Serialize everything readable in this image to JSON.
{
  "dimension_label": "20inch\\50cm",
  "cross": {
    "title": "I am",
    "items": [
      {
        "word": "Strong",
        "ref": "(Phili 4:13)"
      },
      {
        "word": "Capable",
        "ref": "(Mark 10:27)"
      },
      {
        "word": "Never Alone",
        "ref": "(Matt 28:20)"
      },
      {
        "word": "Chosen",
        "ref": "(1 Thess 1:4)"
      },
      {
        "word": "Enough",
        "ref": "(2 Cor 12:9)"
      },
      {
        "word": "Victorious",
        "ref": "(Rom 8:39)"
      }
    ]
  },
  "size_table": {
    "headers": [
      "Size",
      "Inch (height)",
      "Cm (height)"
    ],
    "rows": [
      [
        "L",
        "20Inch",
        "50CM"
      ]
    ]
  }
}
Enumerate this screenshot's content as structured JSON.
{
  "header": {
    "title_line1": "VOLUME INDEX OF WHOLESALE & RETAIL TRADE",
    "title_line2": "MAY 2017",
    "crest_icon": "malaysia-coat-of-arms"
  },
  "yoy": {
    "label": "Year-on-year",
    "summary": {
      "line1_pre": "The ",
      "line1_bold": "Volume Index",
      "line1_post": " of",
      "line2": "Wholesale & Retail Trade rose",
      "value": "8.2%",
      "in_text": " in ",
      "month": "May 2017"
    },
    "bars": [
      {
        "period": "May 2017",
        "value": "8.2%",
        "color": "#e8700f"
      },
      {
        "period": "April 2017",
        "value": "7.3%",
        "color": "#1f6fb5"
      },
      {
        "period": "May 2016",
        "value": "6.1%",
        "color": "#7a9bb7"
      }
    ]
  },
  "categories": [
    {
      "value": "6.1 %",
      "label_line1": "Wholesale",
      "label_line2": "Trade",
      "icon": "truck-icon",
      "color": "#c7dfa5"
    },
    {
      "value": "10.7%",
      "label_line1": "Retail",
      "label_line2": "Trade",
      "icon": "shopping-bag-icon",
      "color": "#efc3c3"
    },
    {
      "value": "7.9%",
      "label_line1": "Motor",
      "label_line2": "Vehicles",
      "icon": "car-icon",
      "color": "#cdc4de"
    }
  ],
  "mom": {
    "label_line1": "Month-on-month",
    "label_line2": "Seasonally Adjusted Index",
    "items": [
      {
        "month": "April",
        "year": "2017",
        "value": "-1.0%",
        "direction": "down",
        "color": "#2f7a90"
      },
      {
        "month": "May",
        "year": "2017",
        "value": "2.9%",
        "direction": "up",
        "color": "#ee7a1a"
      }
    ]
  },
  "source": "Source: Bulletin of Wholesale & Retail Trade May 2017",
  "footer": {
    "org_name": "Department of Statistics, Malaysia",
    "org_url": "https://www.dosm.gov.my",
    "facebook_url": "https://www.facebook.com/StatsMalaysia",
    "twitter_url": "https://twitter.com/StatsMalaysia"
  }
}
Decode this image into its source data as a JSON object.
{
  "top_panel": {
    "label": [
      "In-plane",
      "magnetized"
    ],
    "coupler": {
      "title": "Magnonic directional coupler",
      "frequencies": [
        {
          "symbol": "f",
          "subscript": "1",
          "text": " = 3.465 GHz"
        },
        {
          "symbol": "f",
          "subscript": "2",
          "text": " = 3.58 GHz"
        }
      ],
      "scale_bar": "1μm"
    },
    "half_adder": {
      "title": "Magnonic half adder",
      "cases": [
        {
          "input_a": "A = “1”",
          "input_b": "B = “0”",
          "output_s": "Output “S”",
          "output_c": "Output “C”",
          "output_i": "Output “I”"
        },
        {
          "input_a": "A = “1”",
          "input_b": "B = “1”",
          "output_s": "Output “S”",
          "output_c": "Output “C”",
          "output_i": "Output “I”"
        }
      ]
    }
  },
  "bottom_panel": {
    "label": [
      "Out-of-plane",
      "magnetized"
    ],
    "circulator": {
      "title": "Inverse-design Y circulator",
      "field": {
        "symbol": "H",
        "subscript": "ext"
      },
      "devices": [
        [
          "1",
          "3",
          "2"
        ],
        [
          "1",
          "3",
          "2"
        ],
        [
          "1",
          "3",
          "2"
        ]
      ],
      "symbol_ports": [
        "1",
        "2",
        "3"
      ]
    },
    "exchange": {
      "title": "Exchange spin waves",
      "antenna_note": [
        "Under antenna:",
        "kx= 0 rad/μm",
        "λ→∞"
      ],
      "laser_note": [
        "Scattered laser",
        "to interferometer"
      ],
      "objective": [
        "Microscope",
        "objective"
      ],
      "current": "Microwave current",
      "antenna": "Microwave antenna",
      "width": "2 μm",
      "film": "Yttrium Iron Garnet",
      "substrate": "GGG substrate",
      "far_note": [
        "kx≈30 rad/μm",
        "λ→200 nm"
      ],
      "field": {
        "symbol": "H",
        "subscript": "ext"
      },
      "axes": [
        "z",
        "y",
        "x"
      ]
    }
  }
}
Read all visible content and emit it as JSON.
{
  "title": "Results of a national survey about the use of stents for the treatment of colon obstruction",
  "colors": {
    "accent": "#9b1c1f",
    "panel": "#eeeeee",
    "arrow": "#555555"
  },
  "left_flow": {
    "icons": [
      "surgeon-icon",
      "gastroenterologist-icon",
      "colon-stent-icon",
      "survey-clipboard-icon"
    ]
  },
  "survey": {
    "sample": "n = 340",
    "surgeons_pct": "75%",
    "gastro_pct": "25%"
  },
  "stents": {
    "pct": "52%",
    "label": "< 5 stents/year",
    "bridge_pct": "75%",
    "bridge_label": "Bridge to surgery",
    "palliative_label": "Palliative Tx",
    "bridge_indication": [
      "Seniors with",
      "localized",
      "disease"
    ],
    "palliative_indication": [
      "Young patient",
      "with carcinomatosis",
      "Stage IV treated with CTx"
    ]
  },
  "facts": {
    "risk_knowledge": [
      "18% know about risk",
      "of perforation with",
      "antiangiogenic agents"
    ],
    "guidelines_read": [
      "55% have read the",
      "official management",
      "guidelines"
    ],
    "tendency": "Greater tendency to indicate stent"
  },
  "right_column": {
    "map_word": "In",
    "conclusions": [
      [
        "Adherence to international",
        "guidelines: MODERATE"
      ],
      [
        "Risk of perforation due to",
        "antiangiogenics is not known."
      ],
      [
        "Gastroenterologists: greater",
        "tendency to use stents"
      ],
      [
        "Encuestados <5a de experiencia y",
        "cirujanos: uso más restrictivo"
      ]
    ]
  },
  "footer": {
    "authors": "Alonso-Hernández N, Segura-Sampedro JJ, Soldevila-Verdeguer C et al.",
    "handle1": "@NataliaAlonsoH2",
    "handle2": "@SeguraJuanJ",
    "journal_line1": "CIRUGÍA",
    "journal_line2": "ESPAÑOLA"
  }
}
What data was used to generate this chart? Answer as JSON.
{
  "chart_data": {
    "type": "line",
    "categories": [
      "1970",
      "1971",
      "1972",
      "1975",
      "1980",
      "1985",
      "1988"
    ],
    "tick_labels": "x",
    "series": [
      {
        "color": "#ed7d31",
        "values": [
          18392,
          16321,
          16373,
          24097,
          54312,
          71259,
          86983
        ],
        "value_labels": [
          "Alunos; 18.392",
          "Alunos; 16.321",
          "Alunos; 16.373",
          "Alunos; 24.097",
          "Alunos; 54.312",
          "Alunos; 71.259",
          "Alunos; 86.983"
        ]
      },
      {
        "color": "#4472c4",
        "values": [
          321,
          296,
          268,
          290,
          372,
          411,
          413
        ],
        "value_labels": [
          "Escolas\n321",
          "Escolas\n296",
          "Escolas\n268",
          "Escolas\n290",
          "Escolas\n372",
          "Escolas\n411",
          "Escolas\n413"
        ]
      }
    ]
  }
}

Instructions for the task: Where a line holds the string "content", copy that line.

Written response:
Enumerate this screenshot's content as structured JSON.
Read all visible content and emit it as JSON.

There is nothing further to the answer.